(Records from a collection of figures)
•••

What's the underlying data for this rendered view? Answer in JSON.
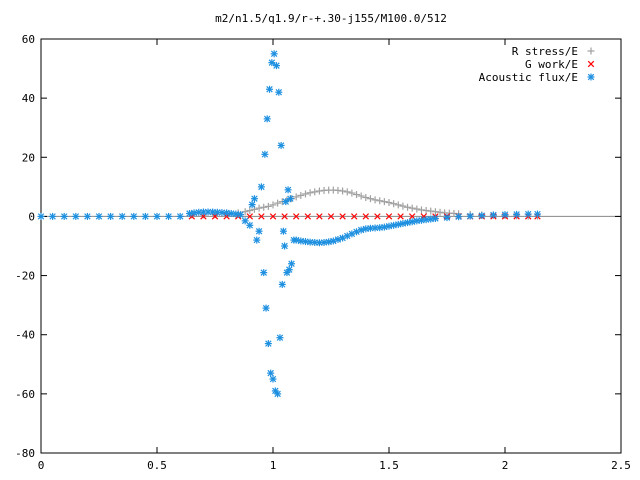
{
  "chart_data": {
    "type": "scatter",
    "title": "m2/n1.5/q1.9/r-+.30-j155/M100.0/512",
    "xlabel": "",
    "ylabel": "",
    "xlim": [
      0,
      2.5
    ],
    "ylim": [
      -80,
      60
    ],
    "x_ticks": [
      0,
      0.5,
      1,
      1.5,
      2,
      2.5
    ],
    "x_tick_labels": [
      "0",
      "0.5",
      "1",
      "1.5",
      "2",
      "2.5"
    ],
    "y_ticks": [
      -80,
      -60,
      -40,
      -20,
      0,
      20,
      40,
      60
    ],
    "y_tick_labels": [
      "-80",
      "-60",
      "-40",
      "-20",
      "0",
      "20",
      "40",
      "60"
    ],
    "grid": false,
    "legend_position": "top-right",
    "series": [
      {
        "name": "R stress/E",
        "marker": "plus",
        "color": "#a0a0a0",
        "x": [
          0.65,
          0.7,
          0.75,
          0.8,
          0.85,
          0.88,
          0.9,
          0.92,
          0.94,
          0.96,
          0.98,
          1.0,
          1.02,
          1.04,
          1.06,
          1.08,
          1.1,
          1.12,
          1.14,
          1.16,
          1.18,
          1.2,
          1.22,
          1.24,
          1.26,
          1.28,
          1.3,
          1.32,
          1.34,
          1.36,
          1.38,
          1.4,
          1.42,
          1.44,
          1.46,
          1.48,
          1.5,
          1.52,
          1.54,
          1.56,
          1.58,
          1.6,
          1.62,
          1.64,
          1.66,
          1.68,
          1.7,
          1.72,
          1.74,
          1.76,
          1.78,
          1.8,
          1.85,
          1.9,
          1.95,
          2.0,
          2.05,
          2.1,
          2.14
        ],
        "y": [
          0.5,
          0.5,
          0.6,
          0.8,
          1.2,
          1.6,
          2.0,
          2.4,
          2.8,
          3.1,
          3.4,
          3.9,
          4.5,
          5.0,
          5.5,
          6.0,
          6.6,
          7.1,
          7.6,
          8.0,
          8.3,
          8.6,
          8.8,
          8.9,
          8.9,
          8.8,
          8.6,
          8.3,
          7.9,
          7.4,
          6.9,
          6.4,
          6.0,
          5.6,
          5.3,
          5.0,
          4.7,
          4.3,
          3.9,
          3.5,
          3.1,
          2.8,
          2.5,
          2.2,
          2.0,
          1.8,
          1.6,
          1.4,
          1.2,
          1.1,
          1.0,
          0.9,
          0.7,
          0.5,
          0.4,
          0.3,
          0.2,
          0.1,
          0.1
        ]
      },
      {
        "name": "G work/E",
        "marker": "cross",
        "color": "#ff0000",
        "x": [
          0.65,
          0.7,
          0.75,
          0.8,
          0.85,
          0.9,
          0.95,
          1.0,
          1.05,
          1.1,
          1.15,
          1.2,
          1.25,
          1.3,
          1.35,
          1.4,
          1.45,
          1.5,
          1.55,
          1.6,
          1.65,
          1.7,
          1.75,
          1.8,
          1.85,
          1.9,
          1.95,
          2.0,
          2.05,
          2.1,
          2.14
        ],
        "y": [
          0,
          0,
          0,
          0,
          0,
          0,
          0,
          0,
          0,
          0,
          0,
          0,
          0,
          0,
          0,
          0,
          0,
          0,
          0,
          0,
          0,
          0,
          0,
          0,
          0,
          0,
          0,
          0,
          0,
          0,
          0
        ]
      },
      {
        "name": "Acoustic flux/E",
        "marker": "star",
        "color": "#1e90e0",
        "x": [
          0,
          0.05,
          0.1,
          0.15,
          0.2,
          0.25,
          0.3,
          0.35,
          0.4,
          0.45,
          0.5,
          0.55,
          0.6,
          0.64,
          0.66,
          0.68,
          0.7,
          0.72,
          0.74,
          0.76,
          0.78,
          0.8,
          0.82,
          0.84,
          0.86,
          0.88,
          0.9,
          0.91,
          0.92,
          0.93,
          0.94,
          0.95,
          0.96,
          0.965,
          0.97,
          0.975,
          0.98,
          0.985,
          0.99,
          0.995,
          1.0,
          1.005,
          1.01,
          1.015,
          1.02,
          1.025,
          1.03,
          1.035,
          1.04,
          1.045,
          1.05,
          1.055,
          1.06,
          1.065,
          1.07,
          1.075,
          1.08,
          1.09,
          1.1,
          1.12,
          1.14,
          1.16,
          1.18,
          1.2,
          1.22,
          1.24,
          1.26,
          1.28,
          1.3,
          1.32,
          1.34,
          1.36,
          1.38,
          1.4,
          1.42,
          1.44,
          1.46,
          1.48,
          1.5,
          1.52,
          1.54,
          1.56,
          1.58,
          1.6,
          1.62,
          1.64,
          1.66,
          1.68,
          1.7,
          1.75,
          1.8,
          1.85,
          1.9,
          1.95,
          2.0,
          2.05,
          2.1,
          2.14
        ],
        "y": [
          0,
          0,
          0,
          0,
          0,
          0,
          0,
          0,
          0,
          0,
          0,
          0,
          0,
          1.0,
          1.2,
          1.4,
          1.5,
          1.5,
          1.5,
          1.4,
          1.3,
          1.2,
          1.0,
          0.8,
          0.6,
          -1.5,
          -3,
          4,
          6,
          -8,
          -5,
          10,
          -19,
          21,
          -31,
          33,
          -43,
          43,
          -53,
          52,
          -55,
          55,
          -59,
          51,
          -60,
          42,
          -41,
          24,
          -23,
          -5,
          -10,
          5,
          -19,
          9,
          -18,
          6,
          -16,
          -8,
          -8,
          -8.3,
          -8.5,
          -8.7,
          -8.8,
          -8.9,
          -8.8,
          -8.6,
          -8.3,
          -7.8,
          -7.3,
          -6.6,
          -5.9,
          -5.2,
          -4.6,
          -4.2,
          -4.0,
          -3.9,
          -3.8,
          -3.6,
          -3.3,
          -3.0,
          -2.7,
          -2.4,
          -2.1,
          -1.8,
          -1.5,
          -1.3,
          -1.1,
          -0.9,
          -0.7,
          -0.4,
          -0.1,
          0.1,
          0.3,
          0.5,
          0.6,
          0.7,
          0.8,
          0.8
        ]
      }
    ]
  }
}
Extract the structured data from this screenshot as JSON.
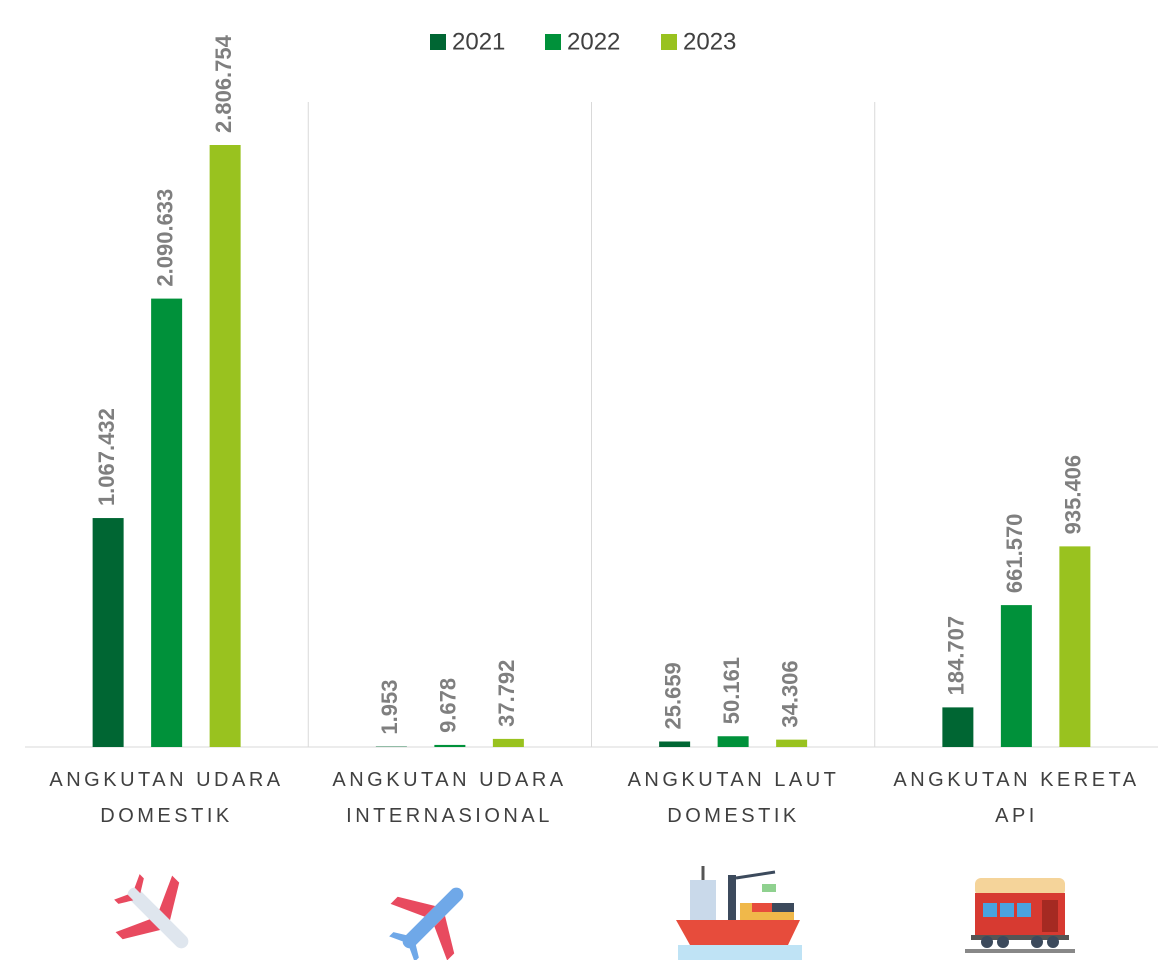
{
  "chart_data": {
    "type": "bar",
    "categories": [
      "ANGKUTAN UDARA DOMESTIK",
      "ANGKUTAN UDARA INTERNASIONAL",
      "ANGKUTAN LAUT DOMESTIK",
      "ANGKUTAN KERETA API"
    ],
    "series": [
      {
        "name": "2021",
        "color": "#006633",
        "values": [
          1067432,
          1953,
          25659,
          184707
        ],
        "value_labels": [
          "1.067.432",
          "1.953",
          "25.659",
          "184.707"
        ]
      },
      {
        "name": "2022",
        "color": "#00913a",
        "values": [
          2090633,
          9678,
          50161,
          661570
        ],
        "value_labels": [
          "2.090.633",
          "9.678",
          "50.161",
          "661.570"
        ]
      },
      {
        "name": "2023",
        "color": "#99c21f",
        "values": [
          2806754,
          37792,
          34306,
          935406
        ],
        "value_labels": [
          "2.806.754",
          "37.792",
          "34.306",
          "935.406"
        ]
      }
    ],
    "legend": "top"
  }
}
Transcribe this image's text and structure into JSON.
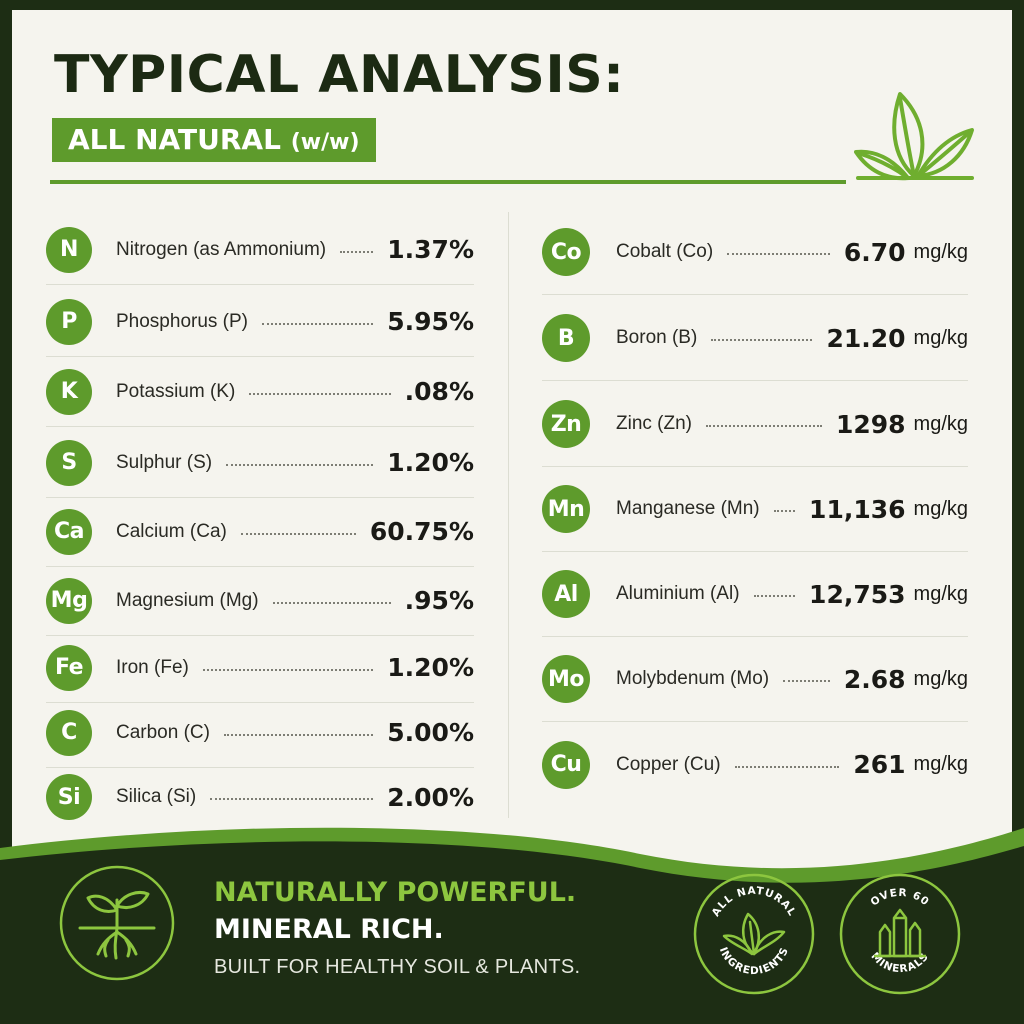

•••

### Work to complete:
Quote the data above in full and without alteration; skip the pictures.

### The answer:
What's the underlying data for this rendered view? Answer in JSON.
{
  "chart_data": {
    "type": "scatter",
    "title": "m2/n1.5/q1.9/r-+.30-j155/M100.0/512",
    "xlabel": "",
    "ylabel": "",
    "xlim": [
      0,
      2.5
    ],
    "ylim": [
      -80,
      60
    ],
    "x_ticks": [
      0,
      0.5,
      1,
      1.5,
      2,
      2.5
    ],
    "x_tick_labels": [
      "0",
      "0.5",
      "1",
      "1.5",
      "2",
      "2.5"
    ],
    "y_ticks": [
      -80,
      -60,
      -40,
      -20,
      0,
      20,
      40,
      60
    ],
    "y_tick_labels": [
      "-80",
      "-60",
      "-40",
      "-20",
      "0",
      "20",
      "40",
      "60"
    ],
    "grid": false,
    "legend_position": "top-right",
    "series": [
      {
        "name": "R stress/E",
        "marker": "plus",
        "color": "#a0a0a0",
        "x": [
          0.65,
          0.7,
          0.75,
          0.8,
          0.85,
          0.88,
          0.9,
          0.92,
          0.94,
          0.96,
          0.98,
          1.0,
          1.02,
          1.04,
          1.06,
          1.08,
          1.1,
          1.12,
          1.14,
          1.16,
          1.18,
          1.2,
          1.22,
          1.24,
          1.26,
          1.28,
          1.3,
          1.32,
          1.34,
          1.36,
          1.38,
          1.4,
          1.42,
          1.44,
          1.46,
          1.48,
          1.5,
          1.52,
          1.54,
          1.56,
          1.58,
          1.6,
          1.62,
          1.64,
          1.66,
          1.68,
          1.7,
          1.72,
          1.74,
          1.76,
          1.78,
          1.8,
          1.85,
          1.9,
          1.95,
          2.0,
          2.05,
          2.1,
          2.14
        ],
        "y": [
          0.5,
          0.5,
          0.6,
          0.8,
          1.2,
          1.6,
          2.0,
          2.4,
          2.8,
          3.1,
          3.4,
          3.9,
          4.5,
          5.0,
          5.5,
          6.0,
          6.6,
          7.1,
          7.6,
          8.0,
          8.3,
          8.6,
          8.8,
          8.9,
          8.9,
          8.8,
          8.6,
          8.3,
          7.9,
          7.4,
          6.9,
          6.4,
          6.0,
          5.6,
          5.3,
          5.0,
          4.7,
          4.3,
          3.9,
          3.5,
          3.1,
          2.8,
          2.5,
          2.2,
          2.0,
          1.8,
          1.6,
          1.4,
          1.2,
          1.1,
          1.0,
          0.9,
          0.7,
          0.5,
          0.4,
          0.3,
          0.2,
          0.1,
          0.1
        ]
      },
      {
        "name": "G work/E",
        "marker": "cross",
        "color": "#ff0000",
        "x": [
          0.65,
          0.7,
          0.75,
          0.8,
          0.85,
          0.9,
          0.95,
          1.0,
          1.05,
          1.1,
          1.15,
          1.2,
          1.25,
          1.3,
          1.35,
          1.4,
          1.45,
          1.5,
          1.55,
          1.6,
          1.65,
          1.7,
          1.75,
          1.8,
          1.85,
          1.9,
          1.95,
          2.0,
          2.05,
          2.1,
          2.14
        ],
        "y": [
          0,
          0,
          0,
          0,
          0,
          0,
          0,
          0,
          0,
          0,
          0,
          0,
          0,
          0,
          0,
          0,
          0,
          0,
          0,
          0,
          0,
          0,
          0,
          0,
          0,
          0,
          0,
          0,
          0,
          0,
          0
        ]
      },
      {
        "name": "Acoustic flux/E",
        "marker": "star",
        "color": "#1e90e0",
        "x": [
          0,
          0.05,
          0.1,
          0.15,
          0.2,
          0.25,
          0.3,
          0.35,
          0.4,
          0.45,
          0.5,
          0.55,
          0.6,
          0.64,
          0.66,
          0.68,
          0.7,
          0.72,
          0.74,
          0.76,
          0.78,
          0.8,
          0.82,
          0.84,
          0.86,
          0.88,
          0.9,
          0.91,
          0.92,
          0.93,
          0.94,
          0.95,
          0.96,
          0.965,
          0.97,
          0.975,
          0.98,
          0.985,
          0.99,
          0.995,
          1.0,
          1.005,
          1.01,
          1.015,
          1.02,
          1.025,
          1.03,
          1.035,
          1.04,
          1.045,
          1.05,
          1.055,
          1.06,
          1.065,
          1.07,
          1.075,
          1.08,
          1.09,
          1.1,
          1.12,
          1.14,
          1.16,
          1.18,
          1.2,
          1.22,
          1.24,
          1.26,
          1.28,
          1.3,
          1.32,
          1.34,
          1.36,
          1.38,
          1.4,
          1.42,
          1.44,
          1.46,
          1.48,
          1.5,
          1.52,
          1.54,
          1.56,
          1.58,
          1.6,
          1.62,
          1.64,
          1.66,
          1.68,
          1.7,
          1.75,
          1.8,
          1.85,
          1.9,
          1.95,
          2.0,
          2.05,
          2.1,
          2.14
        ],
        "y": [
          0,
          0,
          0,
          0,
          0,
          0,
          0,
          0,
          0,
          0,
          0,
          0,
          0,
          1.0,
          1.2,
          1.4,
          1.5,
          1.5,
          1.5,
          1.4,
          1.3,
          1.2,
          1.0,
          0.8,
          0.6,
          -1.5,
          -3,
          4,
          6,
          -8,
          -5,
          10,
          -19,
          21,
          -31,
          33,
          -43,
          43,
          -53,
          52,
          -55,
          55,
          -59,
          51,
          -60,
          42,
          -41,
          24,
          -23,
          -5,
          -10,
          5,
          -19,
          9,
          -18,
          6,
          -16,
          -8,
          -8,
          -8.3,
          -8.5,
          -8.7,
          -8.8,
          -8.9,
          -8.8,
          -8.6,
          -8.3,
          -7.8,
          -7.3,
          -6.6,
          -5.9,
          -5.2,
          -4.6,
          -4.2,
          -4.0,
          -3.9,
          -3.8,
          -3.6,
          -3.3,
          -3.0,
          -2.7,
          -2.4,
          -2.1,
          -1.8,
          -1.5,
          -1.3,
          -1.1,
          -0.9,
          -0.7,
          -0.4,
          -0.1,
          0.1,
          0.3,
          0.5,
          0.6,
          0.7,
          0.8,
          0.8
        ]
      }
    ]
  }
}
Extract the structured data from this screenshot as JSON.
{
  "chart_data": {
    "type": "bar",
    "categories": [
      "ANGKUTAN UDARA DOMESTIK",
      "ANGKUTAN UDARA INTERNASIONAL",
      "ANGKUTAN LAUT DOMESTIK",
      "ANGKUTAN KERETA API"
    ],
    "series": [
      {
        "name": "2021",
        "color": "#006633",
        "values": [
          1067432,
          1953,
          25659,
          184707
        ],
        "value_labels": [
          "1.067.432",
          "1.953",
          "25.659",
          "184.707"
        ]
      },
      {
        "name": "2022",
        "color": "#00913a",
        "values": [
          2090633,
          9678,
          50161,
          661570
        ],
        "value_labels": [
          "2.090.633",
          "9.678",
          "50.161",
          "661.570"
        ]
      },
      {
        "name": "2023",
        "color": "#99c21f",
        "values": [
          2806754,
          37792,
          34306,
          935406
        ],
        "value_labels": [
          "2.806.754",
          "37.792",
          "34.306",
          "935.406"
        ]
      }
    ],
    "legend": "top"
  }
}
Transcribe this image's text and structure into JSON.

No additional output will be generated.